"""

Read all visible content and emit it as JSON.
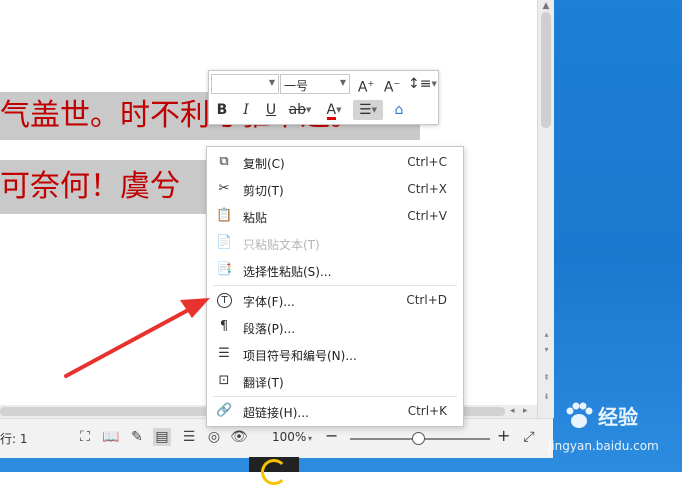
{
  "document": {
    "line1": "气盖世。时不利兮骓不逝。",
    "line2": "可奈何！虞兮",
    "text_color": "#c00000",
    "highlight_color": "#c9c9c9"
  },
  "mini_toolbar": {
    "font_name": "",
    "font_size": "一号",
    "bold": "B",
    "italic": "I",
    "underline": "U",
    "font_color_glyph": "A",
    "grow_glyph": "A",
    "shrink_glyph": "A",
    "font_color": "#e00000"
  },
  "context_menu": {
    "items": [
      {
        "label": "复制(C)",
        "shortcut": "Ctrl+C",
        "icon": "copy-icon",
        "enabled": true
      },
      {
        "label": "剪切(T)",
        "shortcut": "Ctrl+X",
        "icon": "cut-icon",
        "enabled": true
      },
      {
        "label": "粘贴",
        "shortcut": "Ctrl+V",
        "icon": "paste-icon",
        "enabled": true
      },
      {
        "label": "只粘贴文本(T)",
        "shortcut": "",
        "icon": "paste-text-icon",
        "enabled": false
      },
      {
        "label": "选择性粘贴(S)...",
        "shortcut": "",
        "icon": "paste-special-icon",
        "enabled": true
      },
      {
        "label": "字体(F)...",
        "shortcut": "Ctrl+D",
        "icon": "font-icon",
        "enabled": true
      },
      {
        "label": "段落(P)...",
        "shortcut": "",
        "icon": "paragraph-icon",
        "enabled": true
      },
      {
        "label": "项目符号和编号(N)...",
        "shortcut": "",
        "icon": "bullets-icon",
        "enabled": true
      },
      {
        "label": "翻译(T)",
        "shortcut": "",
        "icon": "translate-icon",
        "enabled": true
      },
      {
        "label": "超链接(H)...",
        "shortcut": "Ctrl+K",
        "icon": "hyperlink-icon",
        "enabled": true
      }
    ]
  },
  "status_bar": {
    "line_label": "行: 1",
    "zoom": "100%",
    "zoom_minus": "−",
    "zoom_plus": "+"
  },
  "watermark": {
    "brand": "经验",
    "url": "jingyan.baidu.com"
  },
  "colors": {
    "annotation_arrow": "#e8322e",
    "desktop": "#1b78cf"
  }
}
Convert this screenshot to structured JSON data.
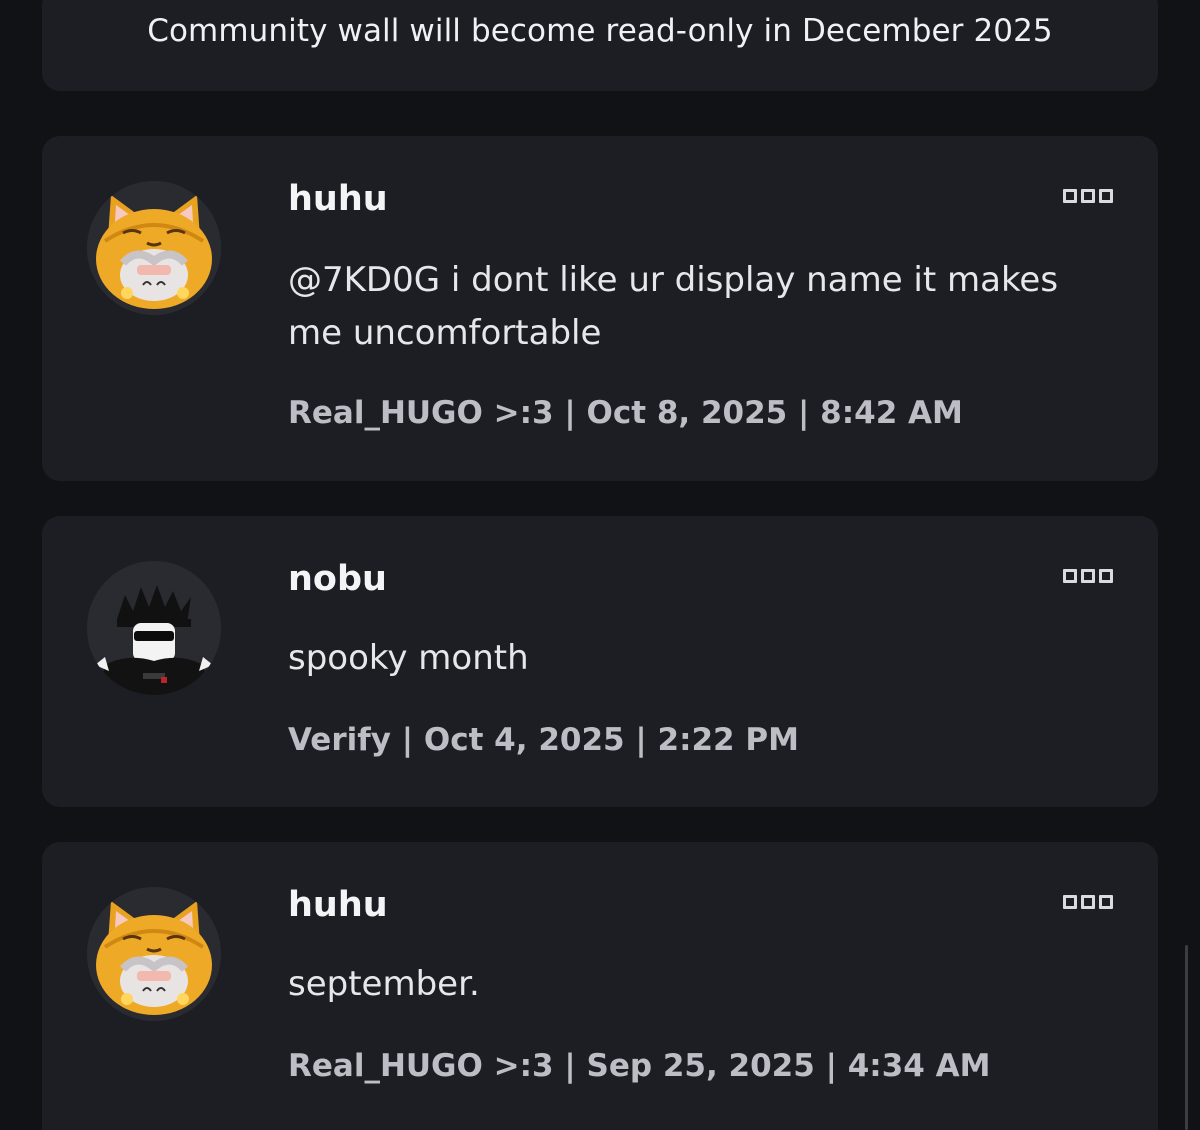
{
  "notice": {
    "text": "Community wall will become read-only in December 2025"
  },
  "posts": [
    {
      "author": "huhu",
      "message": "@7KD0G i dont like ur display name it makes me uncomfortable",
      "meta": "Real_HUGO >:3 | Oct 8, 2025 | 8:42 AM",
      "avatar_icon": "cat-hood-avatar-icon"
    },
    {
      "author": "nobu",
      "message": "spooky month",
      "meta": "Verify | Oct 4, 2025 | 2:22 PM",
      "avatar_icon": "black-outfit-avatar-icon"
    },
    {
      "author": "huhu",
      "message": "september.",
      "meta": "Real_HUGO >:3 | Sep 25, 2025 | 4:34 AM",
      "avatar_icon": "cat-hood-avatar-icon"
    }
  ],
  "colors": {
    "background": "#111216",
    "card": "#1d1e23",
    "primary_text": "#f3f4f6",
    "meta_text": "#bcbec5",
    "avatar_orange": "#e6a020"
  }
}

"""

* [Short problem]: Repeat the material above word for word and skip every image in it.

* [Worked solution]:
Read all visible content and emit it as JSON.
{
  "document": {
    "line1": "气盖世。时不利兮骓不逝。",
    "line2": "可奈何！虞兮",
    "text_color": "#c00000",
    "highlight_color": "#c9c9c9"
  },
  "mini_toolbar": {
    "font_name": "",
    "font_size": "一号",
    "bold": "B",
    "italic": "I",
    "underline": "U",
    "font_color_glyph": "A",
    "grow_glyph": "A",
    "shrink_glyph": "A",
    "font_color": "#e00000"
  },
  "context_menu": {
    "items": [
      {
        "label": "复制(C)",
        "shortcut": "Ctrl+C",
        "icon": "copy-icon",
        "enabled": true
      },
      {
        "label": "剪切(T)",
        "shortcut": "Ctrl+X",
        "icon": "cut-icon",
        "enabled": true
      },
      {
        "label": "粘贴",
        "shortcut": "Ctrl+V",
        "icon": "paste-icon",
        "enabled": true
      },
      {
        "label": "只粘贴文本(T)",
        "shortcut": "",
        "icon": "paste-text-icon",
        "enabled": false
      },
      {
        "label": "选择性粘贴(S)...",
        "shortcut": "",
        "icon": "paste-special-icon",
        "enabled": true
      },
      {
        "label": "字体(F)...",
        "shortcut": "Ctrl+D",
        "icon": "font-icon",
        "enabled": true
      },
      {
        "label": "段落(P)...",
        "shortcut": "",
        "icon": "paragraph-icon",
        "enabled": true
      },
      {
        "label": "项目符号和编号(N)...",
        "shortcut": "",
        "icon": "bullets-icon",
        "enabled": true
      },
      {
        "label": "翻译(T)",
        "shortcut": "",
        "icon": "translate-icon",
        "enabled": true
      },
      {
        "label": "超链接(H)...",
        "shortcut": "Ctrl+K",
        "icon": "hyperlink-icon",
        "enabled": true
      }
    ]
  },
  "status_bar": {
    "line_label": "行: 1",
    "zoom": "100%",
    "zoom_minus": "−",
    "zoom_plus": "+"
  },
  "watermark": {
    "brand": "经验",
    "url": "jingyan.baidu.com"
  },
  "colors": {
    "annotation_arrow": "#e8322e",
    "desktop": "#1b78cf"
  }
}
Convert this screenshot to structured JSON data.
{
  "notice": {
    "text": "Community wall will become read-only in December 2025"
  },
  "posts": [
    {
      "author": "huhu",
      "message": "@7KD0G i dont like ur display name it makes me uncomfortable",
      "meta": "Real_HUGO >:3 | Oct 8, 2025 | 8:42 AM",
      "avatar_icon": "cat-hood-avatar-icon"
    },
    {
      "author": "nobu",
      "message": "spooky month",
      "meta": "Verify | Oct 4, 2025 | 2:22 PM",
      "avatar_icon": "black-outfit-avatar-icon"
    },
    {
      "author": "huhu",
      "message": "september.",
      "meta": "Real_HUGO >:3 | Sep 25, 2025 | 4:34 AM",
      "avatar_icon": "cat-hood-avatar-icon"
    }
  ],
  "colors": {
    "background": "#111216",
    "card": "#1d1e23",
    "primary_text": "#f3f4f6",
    "meta_text": "#bcbec5",
    "avatar_orange": "#e6a020"
  }
}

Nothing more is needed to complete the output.